### BRIEF
Answer with a single number: the count of lines that include the string "ECMWF".

### INPUT RECORDS

· · ·

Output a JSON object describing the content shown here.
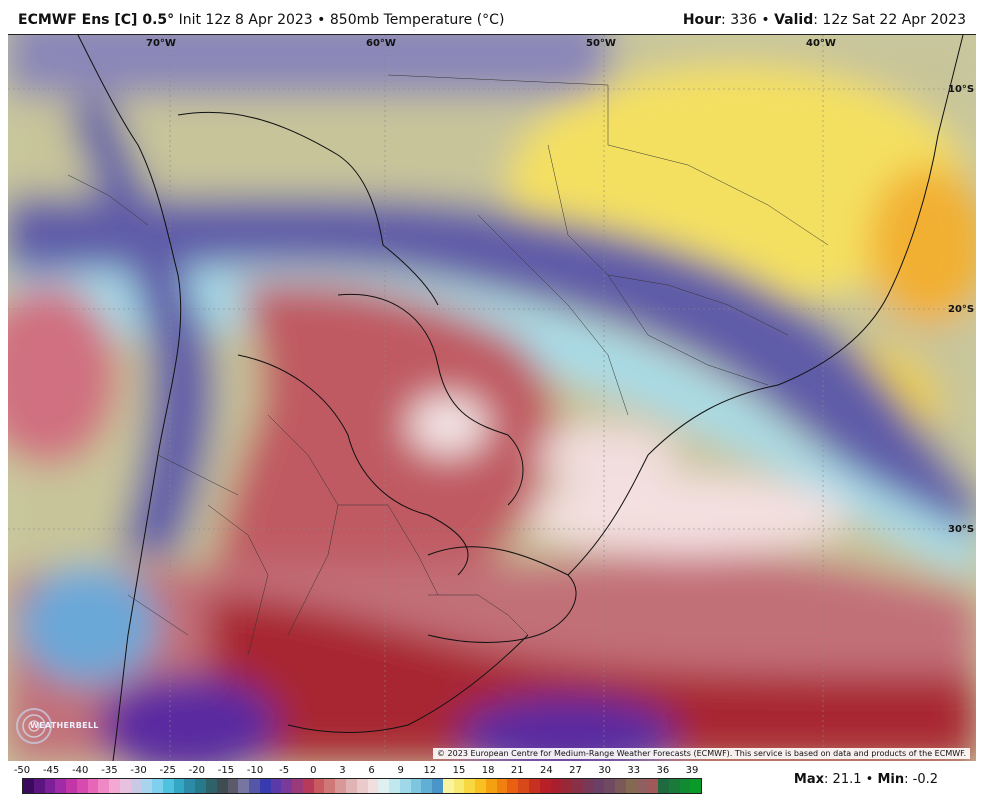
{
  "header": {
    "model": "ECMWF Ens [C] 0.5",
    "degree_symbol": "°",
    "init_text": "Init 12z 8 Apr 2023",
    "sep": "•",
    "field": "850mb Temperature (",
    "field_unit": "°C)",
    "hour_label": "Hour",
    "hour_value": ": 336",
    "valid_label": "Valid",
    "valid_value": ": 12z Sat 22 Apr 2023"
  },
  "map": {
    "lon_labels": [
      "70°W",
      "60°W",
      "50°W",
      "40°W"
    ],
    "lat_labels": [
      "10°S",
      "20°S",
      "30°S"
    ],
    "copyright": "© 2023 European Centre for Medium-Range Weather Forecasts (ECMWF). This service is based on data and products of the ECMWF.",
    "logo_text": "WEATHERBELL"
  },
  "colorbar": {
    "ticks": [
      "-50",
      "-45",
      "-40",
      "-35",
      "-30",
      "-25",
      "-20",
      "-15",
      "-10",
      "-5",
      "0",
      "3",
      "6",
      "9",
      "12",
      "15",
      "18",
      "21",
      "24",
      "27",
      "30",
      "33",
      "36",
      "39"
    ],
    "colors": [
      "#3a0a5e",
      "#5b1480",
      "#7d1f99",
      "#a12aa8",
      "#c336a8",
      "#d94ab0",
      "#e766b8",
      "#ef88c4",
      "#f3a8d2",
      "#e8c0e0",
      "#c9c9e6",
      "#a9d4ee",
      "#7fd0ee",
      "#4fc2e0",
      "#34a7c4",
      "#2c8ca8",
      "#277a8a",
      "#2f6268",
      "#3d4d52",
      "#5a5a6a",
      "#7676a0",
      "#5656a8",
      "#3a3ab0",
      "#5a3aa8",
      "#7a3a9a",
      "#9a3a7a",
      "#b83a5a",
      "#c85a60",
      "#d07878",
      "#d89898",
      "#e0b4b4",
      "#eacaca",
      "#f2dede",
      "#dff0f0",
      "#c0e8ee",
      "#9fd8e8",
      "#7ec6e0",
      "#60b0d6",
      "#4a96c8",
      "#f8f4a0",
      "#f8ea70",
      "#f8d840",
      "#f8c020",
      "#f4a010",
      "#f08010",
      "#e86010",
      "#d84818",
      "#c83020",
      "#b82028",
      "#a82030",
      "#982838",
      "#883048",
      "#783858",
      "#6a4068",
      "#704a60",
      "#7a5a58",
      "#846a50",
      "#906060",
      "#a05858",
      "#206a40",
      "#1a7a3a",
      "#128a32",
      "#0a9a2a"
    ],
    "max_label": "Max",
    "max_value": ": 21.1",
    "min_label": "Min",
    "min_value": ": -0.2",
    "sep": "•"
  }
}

· · ·

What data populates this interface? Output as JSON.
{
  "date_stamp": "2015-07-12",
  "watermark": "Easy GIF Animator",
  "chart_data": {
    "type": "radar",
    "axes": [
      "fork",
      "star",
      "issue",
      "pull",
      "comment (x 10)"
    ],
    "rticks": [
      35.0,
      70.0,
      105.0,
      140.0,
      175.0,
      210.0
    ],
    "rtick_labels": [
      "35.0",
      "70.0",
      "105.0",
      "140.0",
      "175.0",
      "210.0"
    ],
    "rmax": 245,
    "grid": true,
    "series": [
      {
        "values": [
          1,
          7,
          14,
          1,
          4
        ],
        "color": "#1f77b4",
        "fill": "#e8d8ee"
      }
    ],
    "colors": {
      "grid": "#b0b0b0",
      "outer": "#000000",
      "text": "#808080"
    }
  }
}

· · ·

### SOLUTION TO THE EXERCISE
2